[Work to be completed]:
Your task is to locate every line holding the string "image" and to copy each of them.

[Data in this exercise]:

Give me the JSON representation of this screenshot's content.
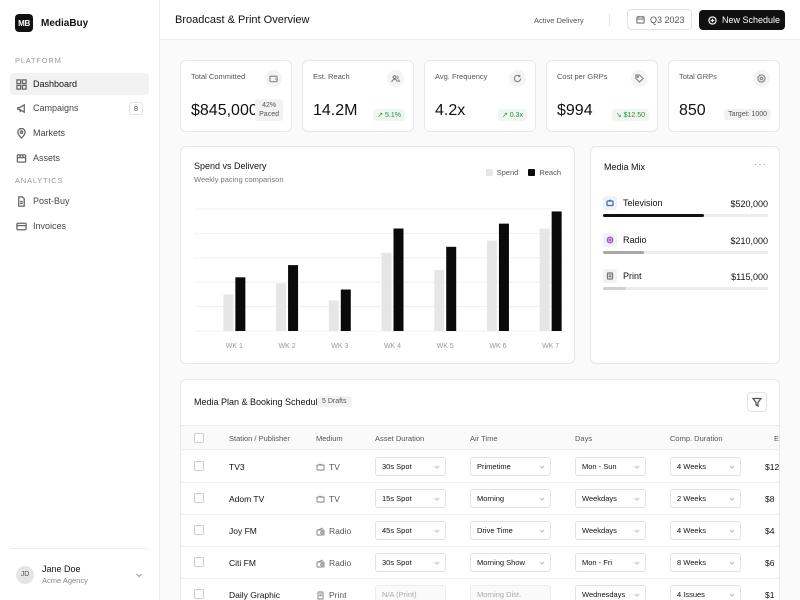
{
  "brand": {
    "logo": "MB",
    "name": "MediaBuy"
  },
  "sidebar": {
    "section_platform": "PLATFORM",
    "section_analytics": "ANALYTICS",
    "items": [
      {
        "label": "Dashboard",
        "icon": "grid-icon",
        "active": true
      },
      {
        "label": "Campaigns",
        "icon": "megaphone-icon",
        "badge": "8"
      },
      {
        "label": "Markets",
        "icon": "map-pin-icon"
      },
      {
        "label": "Assets",
        "icon": "film-icon"
      },
      {
        "label": "Post-Buy",
        "icon": "document-icon"
      },
      {
        "label": "Invoices",
        "icon": "credit-card-icon"
      }
    ],
    "user": {
      "initials": "JD",
      "name": "Jane Doe",
      "org": "Acme Agency"
    }
  },
  "header": {
    "title": "Broadcast & Print Overview",
    "status": "Active Delivery",
    "period": "Q3 2023",
    "new_button": "New Schedule"
  },
  "kpis": [
    {
      "label": "Total Committed",
      "value": "$845,000",
      "badge_line1": "42%",
      "badge_line2": "Paced",
      "icon": "wallet-icon"
    },
    {
      "label": "Est. Reach",
      "value": "14.2M",
      "badge": "↗ 5.1%",
      "icon": "users-icon"
    },
    {
      "label": "Avg. Frequency",
      "value": "4.2x",
      "badge": "↗ 0.3x",
      "icon": "repeat-icon"
    },
    {
      "label": "Cost per GRPs",
      "value": "$994",
      "badge": "↘ $12.50",
      "icon": "tag-icon"
    },
    {
      "label": "Total GRPs",
      "value": "850",
      "badge": "Target: 1000",
      "icon": "target-icon"
    }
  ],
  "chart_card": {
    "title": "Spend vs Delivery",
    "subtitle": "Weekly pacing comparison"
  },
  "chart_data": {
    "type": "bar",
    "categories": [
      "WK 1",
      "WK 2",
      "WK 3",
      "WK 4",
      "WK 5",
      "WK 6",
      "WK 7"
    ],
    "series": [
      {
        "name": "Spend",
        "values": [
          30,
          39,
          25,
          64,
          50,
          74,
          84
        ],
        "color": "#e6e6e6"
      },
      {
        "name": "Reach",
        "values": [
          44,
          54,
          34,
          84,
          69,
          88,
          98
        ],
        "color": "#0a0a0a"
      }
    ],
    "ylim": [
      0,
      100
    ],
    "grid": true,
    "legend": "top-right"
  },
  "media_mix": {
    "title": "Media Mix",
    "items": [
      {
        "name": "Television",
        "value": "$520,000",
        "share": 0.61,
        "color": "#111111",
        "icon": "tv-icon",
        "icon_color": "#3b6fd8"
      },
      {
        "name": "Radio",
        "value": "$210,000",
        "share": 0.25,
        "color": "#a8a8a8",
        "icon": "radio-icon",
        "icon_color": "#a45bd0"
      },
      {
        "name": "Print",
        "value": "$115,000",
        "share": 0.14,
        "color": "#d0d0d0",
        "icon": "newspaper-icon",
        "icon_color": "#777777"
      }
    ]
  },
  "table": {
    "title": "Media Plan & Booking Schedule",
    "drafts": "5 Drafts",
    "columns": [
      "Station / Publisher",
      "Medium",
      "Asset Duration",
      "Air Time",
      "Days",
      "Comp. Duration",
      "E"
    ],
    "rows": [
      {
        "station": "TV3",
        "medium": "TV",
        "asset": "30s Spot",
        "air": "Primetime",
        "days": "Mon - Sun",
        "comp": "4 Weeks",
        "cost": "$12"
      },
      {
        "station": "Adom TV",
        "medium": "TV",
        "asset": "15s Spot",
        "air": "Morning",
        "days": "Weekdays",
        "comp": "2 Weeks",
        "cost": "$8"
      },
      {
        "station": "Joy FM",
        "medium": "Radio",
        "asset": "45s Spot",
        "air": "Drive Time",
        "days": "Weekdays",
        "comp": "4 Weeks",
        "cost": "$4"
      },
      {
        "station": "Citi FM",
        "medium": "Radio",
        "asset": "30s Spot",
        "air": "Morning Show",
        "days": "Mon - Fri",
        "comp": "8 Weeks",
        "cost": "$6"
      },
      {
        "station": "Daily Graphic",
        "medium": "Print",
        "asset": "N/A (Print)",
        "air": "Morning Dist.",
        "days": "Wednesdays",
        "comp": "4 Issues",
        "cost": "$1",
        "disabled": true
      }
    ]
  }
}
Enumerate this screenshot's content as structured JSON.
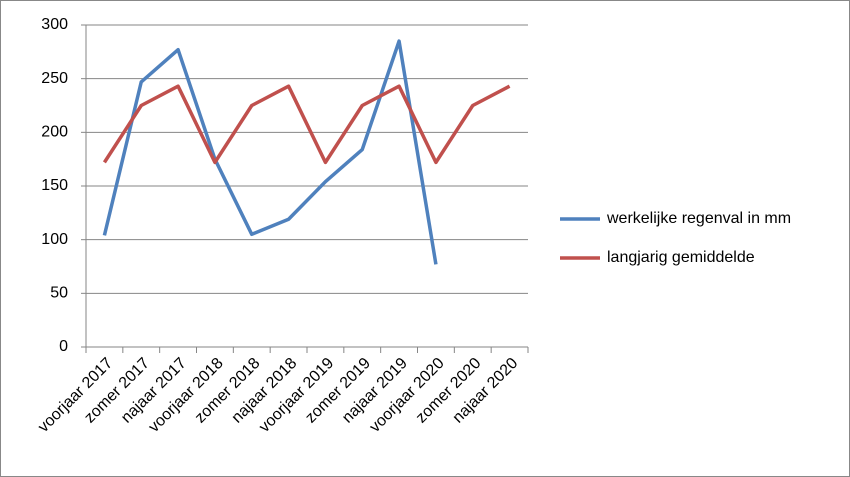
{
  "chart_data": {
    "type": "line",
    "categories": [
      "voorjaar 2017",
      "zomer 2017",
      "najaar 2017",
      "voorjaar 2018",
      "zomer 2018",
      "najaar 2018",
      "voorjaar 2019",
      "zomer 2019",
      "najaar 2019",
      "voorjaar 2020",
      "zomer 2020",
      "najaar 2020"
    ],
    "series": [
      {
        "name": "werkelijke regenval in mm",
        "color": "#4f81bd",
        "values": [
          104,
          247,
          277,
          175,
          105,
          119,
          154,
          184,
          285,
          77,
          null,
          null
        ]
      },
      {
        "name": "langjarig gemiddelde",
        "color": "#c0504d",
        "values": [
          172,
          225,
          243,
          172,
          225,
          243,
          172,
          225,
          243,
          172,
          225,
          243
        ]
      }
    ],
    "ylim": [
      0,
      300
    ],
    "yticks": [
      0,
      50,
      100,
      150,
      200,
      250,
      300
    ],
    "grid": true,
    "legend": "right"
  }
}
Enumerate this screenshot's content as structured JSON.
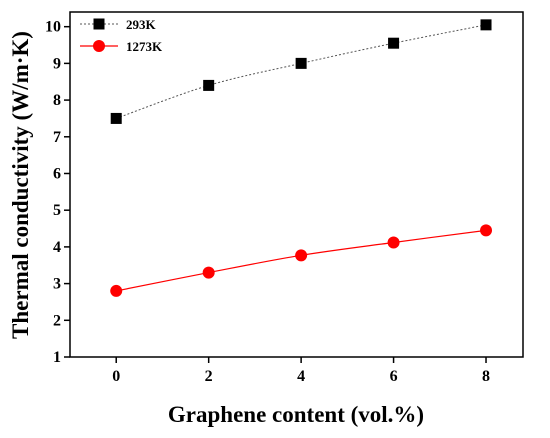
{
  "chart_data": {
    "type": "line",
    "title": "",
    "xlabel": "Graphene content (vol.%)",
    "ylabel": "Thermal conductivity (W/m·K)",
    "x": [
      0,
      2,
      4,
      6,
      8
    ],
    "xlim": [
      -1.0,
      8.8
    ],
    "ylim": [
      1,
      10.4
    ],
    "xticks": [
      0,
      2,
      4,
      6,
      8
    ],
    "yticks": [
      1,
      2,
      3,
      4,
      5,
      6,
      7,
      8,
      9,
      10
    ],
    "grid": false,
    "legend_position": "top-left",
    "series": [
      {
        "name": "293K",
        "values": [
          7.5,
          8.4,
          9.0,
          9.55,
          10.05
        ],
        "color": "#000000",
        "marker": "square",
        "line_style": "dotted",
        "line_color": "#555555"
      },
      {
        "name": "1273K",
        "values": [
          2.8,
          3.3,
          3.77,
          4.12,
          4.45
        ],
        "color": "#ff0000",
        "marker": "circle",
        "line_style": "solid",
        "line_color": "#ff0000"
      }
    ]
  }
}
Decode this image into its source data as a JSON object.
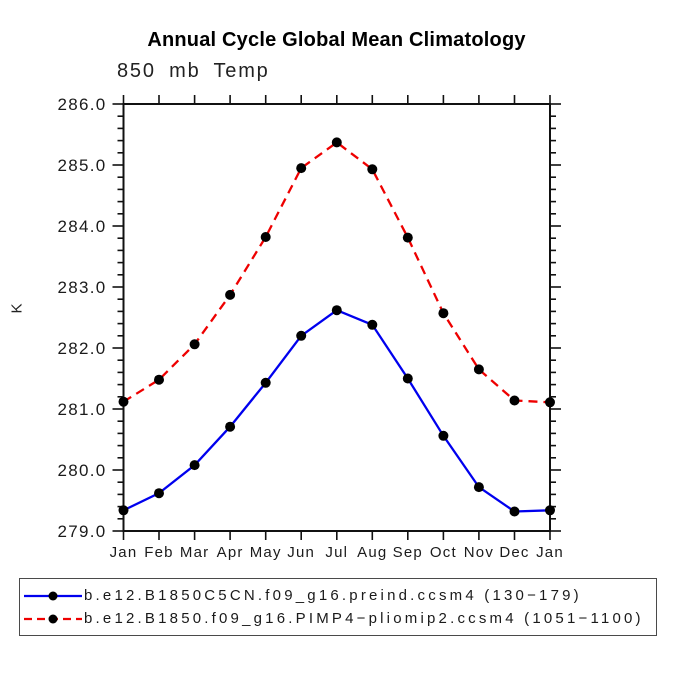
{
  "chart_data": {
    "type": "line",
    "title": "Annual Cycle Global Mean Climatology",
    "subtitle": "850 mb Temp",
    "ylabel": "K",
    "xlabel": "",
    "grid": false,
    "legend_position": "bottom-boxed",
    "categories": [
      "Jan",
      "Feb",
      "Mar",
      "Apr",
      "May",
      "Jun",
      "Jul",
      "Aug",
      "Sep",
      "Oct",
      "Nov",
      "Dec",
      "Jan"
    ],
    "ylim": [
      279.0,
      286.0
    ],
    "ytick_step": 1.0,
    "ytick_minor_step": 0.2,
    "ytick_labels": [
      "279.0",
      "280.0",
      "281.0",
      "282.0",
      "283.0",
      "284.0",
      "285.0",
      "286.0"
    ],
    "frame_color": "#111111",
    "marker_shape": "circle",
    "series": [
      {
        "name": "b.e12.B1850C5CN.f09_g16.preind.ccsm4 (130−179)",
        "color": "#0000ee",
        "style": "solid",
        "marker_color": "#000000",
        "values": [
          279.34,
          279.62,
          280.08,
          280.71,
          281.43,
          282.2,
          282.62,
          282.38,
          281.5,
          280.56,
          279.72,
          279.32,
          279.34
        ]
      },
      {
        "name": "b.e12.B1850.f09_g16.PIMP4−pliomip2.ccsm4 (1051−1100)",
        "color": "#ee0000",
        "style": "dashed",
        "marker_color": "#000000",
        "values": [
          281.12,
          281.48,
          282.06,
          282.87,
          283.82,
          284.95,
          285.37,
          284.93,
          283.81,
          282.57,
          281.65,
          281.14,
          281.11
        ]
      }
    ]
  }
}
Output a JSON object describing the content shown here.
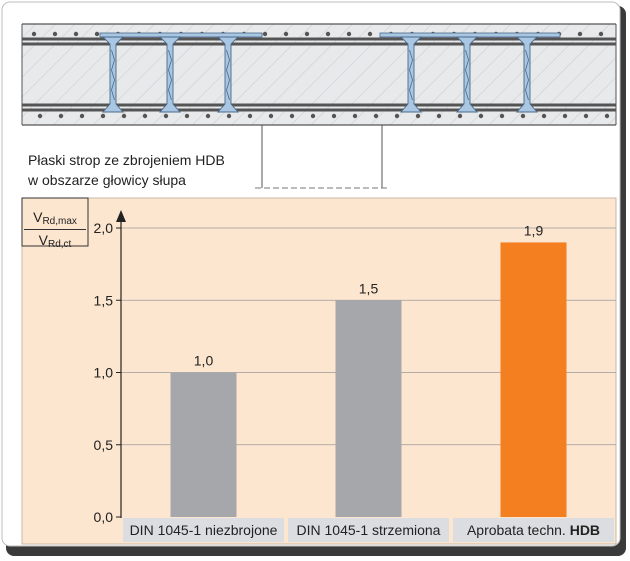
{
  "caption": {
    "line1": "Płaski strop ze zbrojeniem HDB",
    "line2": "w obszarze głowicy słupa"
  },
  "y_title": {
    "numerator_base": "V",
    "numerator_sub": "Rd,max",
    "denominator_base": "V",
    "denominator_sub": "Rd,ct"
  },
  "colors": {
    "chart_bg": "#fde6cf",
    "bar_grey": "#a6a7ab",
    "bar_orange": "#f47f20",
    "slab_fill": "#e8e9eb",
    "anchor_fill": "#a9c6e2",
    "label_box": "#dcdde0"
  },
  "chart_data": {
    "type": "bar",
    "categories": [
      {
        "text": "DIN 1045-1 niezbrojone",
        "bold": ""
      },
      {
        "text": "DIN 1045-1 strzemiona",
        "bold": ""
      },
      {
        "text": "Aprobata techn. ",
        "bold": "HDB"
      }
    ],
    "values": [
      1.0,
      1.5,
      1.9
    ],
    "value_labels": [
      "1,0",
      "1,5",
      "1,9"
    ],
    "highlight_index": 2,
    "yticks": [
      {
        "value": 0.0,
        "label": "0,0"
      },
      {
        "value": 0.5,
        "label": "0,5"
      },
      {
        "value": 1.0,
        "label": "1,0"
      },
      {
        "value": 1.5,
        "label": "1,5"
      },
      {
        "value": 2.0,
        "label": "2,0"
      }
    ],
    "ylim": [
      0,
      2.0
    ],
    "grid": true
  }
}
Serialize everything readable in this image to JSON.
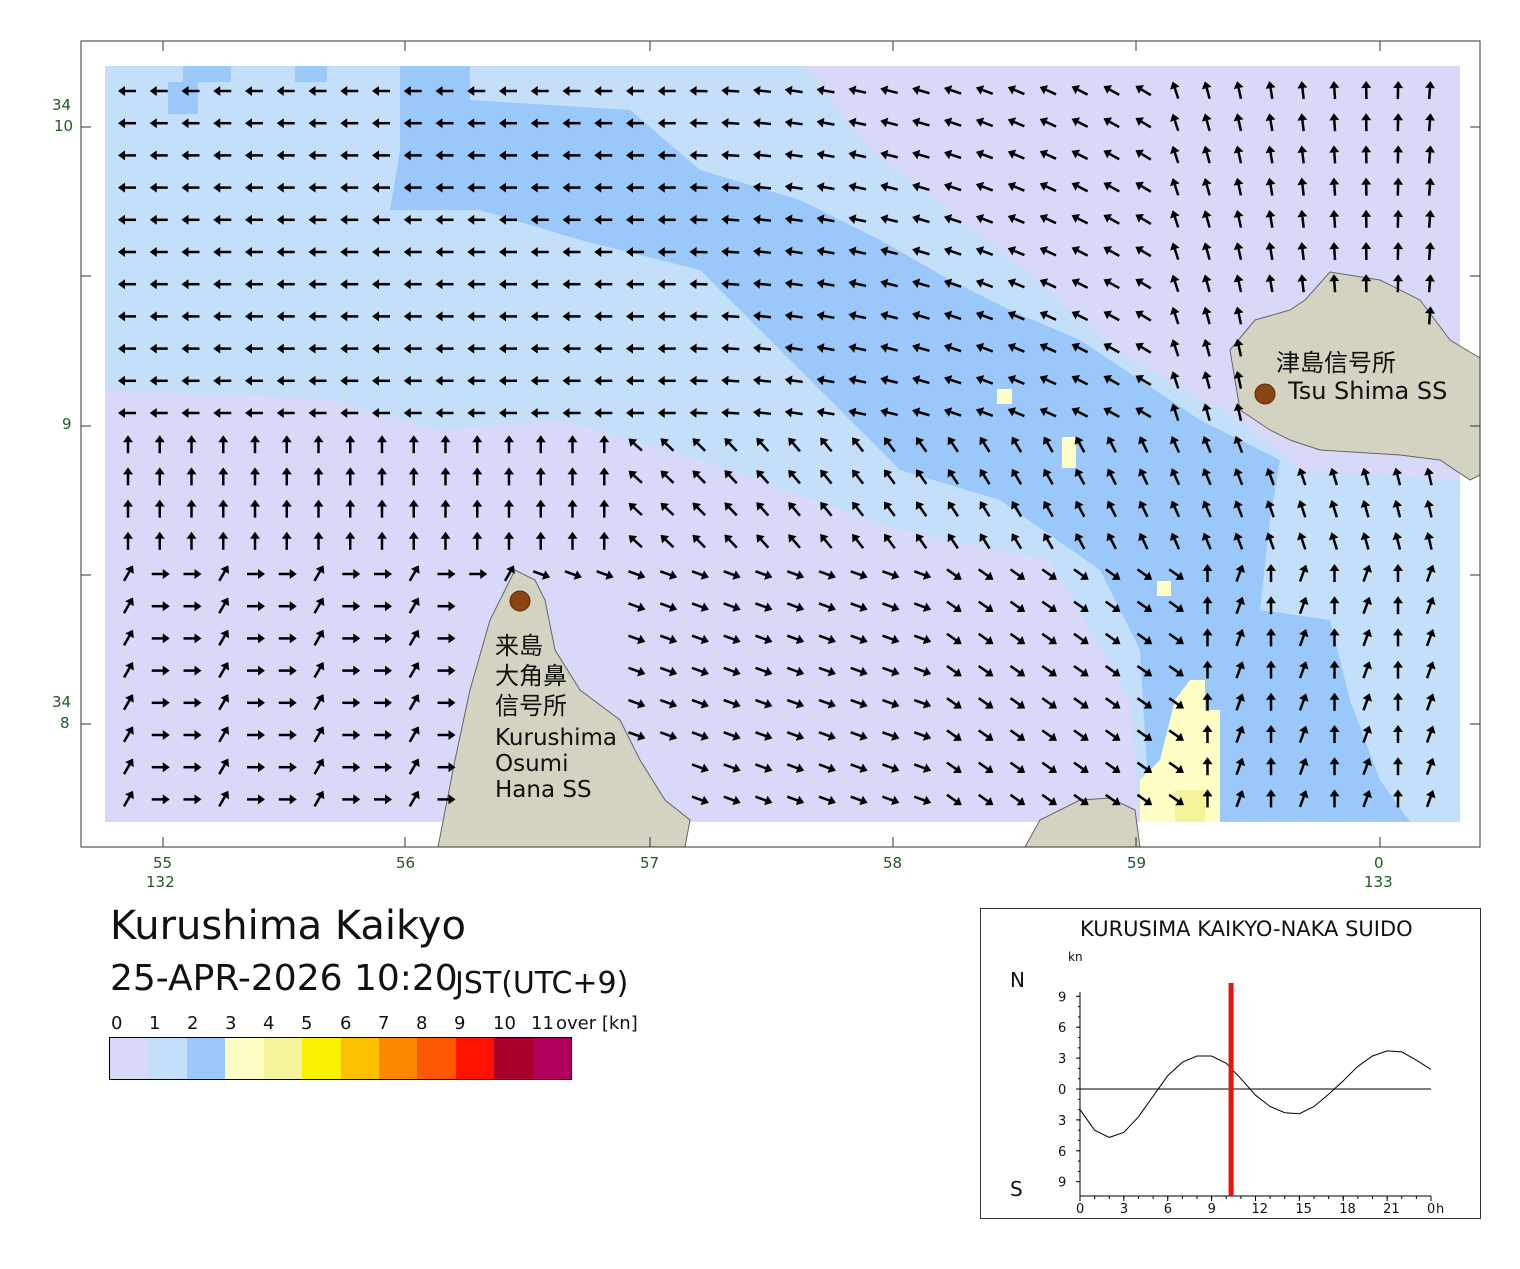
{
  "map": {
    "title": "Kurushima Kaikyo",
    "datetime": "25-APR-2026 10:20",
    "timezone": "JST(UTC+9)",
    "lat_labels": [
      {
        "deg": "34",
        "min": "10"
      },
      {
        "deg": "",
        "min": "9"
      },
      {
        "deg": "34",
        "min": "8"
      }
    ],
    "lon_labels": [
      {
        "min": "55",
        "deg": "132"
      },
      {
        "min": "56",
        "deg": ""
      },
      {
        "min": "57",
        "deg": ""
      },
      {
        "min": "58",
        "deg": ""
      },
      {
        "min": "59",
        "deg": ""
      },
      {
        "min": "0",
        "deg": "133"
      }
    ],
    "places": {
      "tsushima": {
        "jp": "津島信号所",
        "en": "Tsu Shima SS"
      },
      "kurushima": {
        "jp1": "来島",
        "jp2": "大角鼻",
        "jp3": "信号所",
        "en1": "Kurushima",
        "en2": "Osumi",
        "en3": "Hana SS"
      }
    },
    "station_marker_color": "#8b4513",
    "land_color": "#d4d2c0"
  },
  "legend": {
    "labels": [
      "0",
      "1",
      "2",
      "3",
      "4",
      "5",
      "6",
      "7",
      "8",
      "9",
      "10",
      "11",
      "over [kn]"
    ],
    "colors": [
      "#d8d8f8",
      "#c4dffa",
      "#9ac8fa",
      "#fffec4",
      "#f5f39a",
      "#f8f000",
      "#fcc000",
      "#fc8800",
      "#fc5800",
      "#fc1400",
      "#a8002a",
      "#b0005c"
    ]
  },
  "tide_chart": {
    "title": "KURUSIMA KAIKYO-NAKA SUIDO",
    "unit": "kn",
    "north_label": "N",
    "south_label": "S",
    "y_tick_labels": [
      "9",
      "6",
      "3",
      "0",
      "3",
      "6",
      "9"
    ],
    "x_tick_labels": [
      "0",
      "3",
      "6",
      "9",
      "12",
      "15",
      "18",
      "21",
      "0"
    ],
    "x_unit": "h",
    "current_time_h": 10.33,
    "marker_color": "#e8140c"
  },
  "chart_data": {
    "type": "line",
    "title": "KURUSIMA KAIKYO-NAKA SUIDO",
    "ylabel": "kn",
    "xlabel": "h",
    "ylim": [
      -9,
      9
    ],
    "xlim": [
      0,
      24
    ],
    "series": [
      {
        "x": [
          0,
          1,
          2,
          3,
          4,
          5,
          6,
          7,
          8,
          9,
          10,
          11,
          12,
          13,
          14,
          15,
          16,
          17,
          18,
          19,
          20,
          21,
          22,
          23,
          24
        ],
        "values": [
          -2.0,
          -4.0,
          -4.7,
          -4.2,
          -2.7,
          -0.7,
          1.3,
          2.6,
          3.2,
          3.2,
          2.5,
          1.0,
          -0.6,
          -1.7,
          -2.3,
          -2.4,
          -1.7,
          -0.5,
          0.8,
          2.2,
          3.2,
          3.7,
          3.6,
          2.8,
          1.9
        ]
      }
    ]
  }
}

[Output of the task]:
Decode this image into its source data as a JSON object.
Serialize everything readable in this image to JSON.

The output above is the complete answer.